Data provided
----------
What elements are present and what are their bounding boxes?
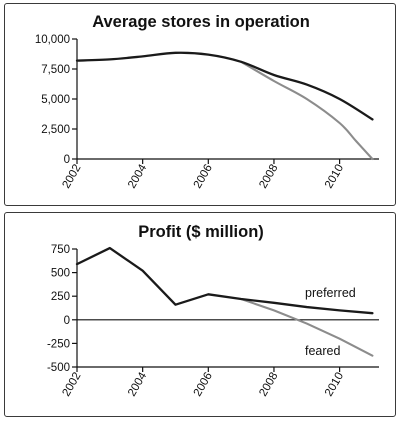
series-label-preferred: preferred [305,286,356,300]
series-line-feared [240,297,374,357]
x-tick-label: 2008 [257,163,280,191]
profit-chart-panel: Profit ($ million) -500 -250 0 250 500 750 2002… [4,212,396,417]
y-tick-label: -500 [47,362,70,374]
series-label-feared: feared [305,344,340,358]
x-tick-label: 2008 [257,371,280,399]
x-tick-label: 2004 [126,162,149,191]
stores-chart-panel: Average stores in operation 0 2,500 5,000 7,… [4,3,396,206]
series-line-1 [240,60,374,161]
y-tick-label: -250 [47,338,70,350]
x-tick-label: 2006 [192,371,215,399]
x-tick-label: 2006 [192,163,215,191]
y-tick-label: 250 [51,291,70,303]
x-tick-label: 2004 [126,370,149,399]
y-tick-label: 2,500 [41,124,70,136]
x-tick-label: 2002 [60,371,83,399]
y-tick-label: 0 [64,154,70,166]
series-line-preferred [75,246,374,315]
y-tick-label: 750 [51,244,70,256]
profit-chart: Profit ($ million) -500 -250 0 250 500 750 2002… [47,223,379,399]
y-tick-label: 0 [64,315,70,327]
y-tick-label: 500 [51,268,70,280]
stores-chart: Average stores in operation 0 2,500 5,000 7,… [35,13,379,191]
series-line-0 [75,51,374,121]
y-tick-label: 7,500 [41,64,70,76]
y-tick-label: 5,000 [41,94,70,106]
x-tick-label: 2010 [323,371,346,399]
chart-title: Average stores in operation [92,13,310,31]
x-tick-label: 2002 [60,163,83,191]
y-tick-label: 10,000 [35,34,70,46]
chart-title: Profit ($ million) [138,223,264,241]
x-tick-label: 2010 [323,163,346,191]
----------
Given exercise
Reproduce every line of the data above word for word, but leave out the pictures.

Result below
What elements are present and what are their bounding boxes?
series-label-preferred: preferred [305,286,356,300]
series-line-feared [240,297,374,357]
x-tick-label: 2008 [257,163,280,191]
profit-chart-panel: Profit ($ million) -500 -250 0 250 500 750 2002… [4,212,396,417]
y-tick-label: -500 [47,362,70,374]
series-label-feared: feared [305,344,340,358]
x-tick-label: 2008 [257,371,280,399]
x-tick-label: 2004 [126,162,149,191]
stores-chart-panel: Average stores in operation 0 2,500 5,000 7,… [4,3,396,206]
series-line-1 [240,60,374,161]
y-tick-label: -250 [47,338,70,350]
x-tick-label: 2006 [192,371,215,399]
x-tick-label: 2006 [192,163,215,191]
y-tick-label: 250 [51,291,70,303]
x-tick-label: 2004 [126,370,149,399]
y-tick-label: 2,500 [41,124,70,136]
x-tick-label: 2002 [60,371,83,399]
y-tick-label: 0 [64,154,70,166]
series-line-preferred [75,246,374,315]
y-tick-label: 750 [51,244,70,256]
profit-chart: Profit ($ million) -500 -250 0 250 500 750 2002… [47,223,379,399]
y-tick-label: 0 [64,315,70,327]
y-tick-label: 500 [51,268,70,280]
stores-chart: Average stores in operation 0 2,500 5,000 7,… [35,13,379,191]
series-line-0 [75,51,374,121]
y-tick-label: 7,500 [41,64,70,76]
y-tick-label: 5,000 [41,94,70,106]
x-tick-label: 2010 [323,371,346,399]
chart-title: Average stores in operation [92,13,310,31]
x-tick-label: 2002 [60,163,83,191]
y-tick-label: 10,000 [35,34,70,46]
chart-title: Profit ($ million) [138,223,264,241]
x-tick-label: 2010 [323,163,346,191]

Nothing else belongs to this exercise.